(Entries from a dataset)
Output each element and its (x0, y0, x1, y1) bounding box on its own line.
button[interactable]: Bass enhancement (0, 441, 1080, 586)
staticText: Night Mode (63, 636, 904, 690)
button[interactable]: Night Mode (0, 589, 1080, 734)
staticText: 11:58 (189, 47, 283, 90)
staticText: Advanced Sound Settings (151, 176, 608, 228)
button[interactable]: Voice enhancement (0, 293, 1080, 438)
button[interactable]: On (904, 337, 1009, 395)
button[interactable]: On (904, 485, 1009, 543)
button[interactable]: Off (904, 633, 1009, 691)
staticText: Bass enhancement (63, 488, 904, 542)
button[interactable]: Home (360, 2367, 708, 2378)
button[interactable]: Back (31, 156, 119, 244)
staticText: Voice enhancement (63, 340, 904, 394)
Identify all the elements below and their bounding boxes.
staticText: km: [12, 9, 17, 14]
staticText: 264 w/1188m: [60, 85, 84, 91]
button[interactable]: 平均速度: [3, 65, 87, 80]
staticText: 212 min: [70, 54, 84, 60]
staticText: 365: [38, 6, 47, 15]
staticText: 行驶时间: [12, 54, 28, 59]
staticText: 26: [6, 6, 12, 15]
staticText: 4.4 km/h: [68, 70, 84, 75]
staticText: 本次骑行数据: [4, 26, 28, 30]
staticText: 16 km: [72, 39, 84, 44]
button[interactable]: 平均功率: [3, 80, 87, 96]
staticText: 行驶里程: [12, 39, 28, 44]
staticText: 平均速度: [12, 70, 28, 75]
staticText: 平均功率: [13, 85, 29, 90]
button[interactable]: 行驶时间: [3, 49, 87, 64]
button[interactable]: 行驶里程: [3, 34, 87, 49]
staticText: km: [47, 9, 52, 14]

*WHAT IS NEEDED:* Count the lines in the entries above that contain the word "bounding", and reply with the number alone.

*RESPONSE TO THE TASK:* 2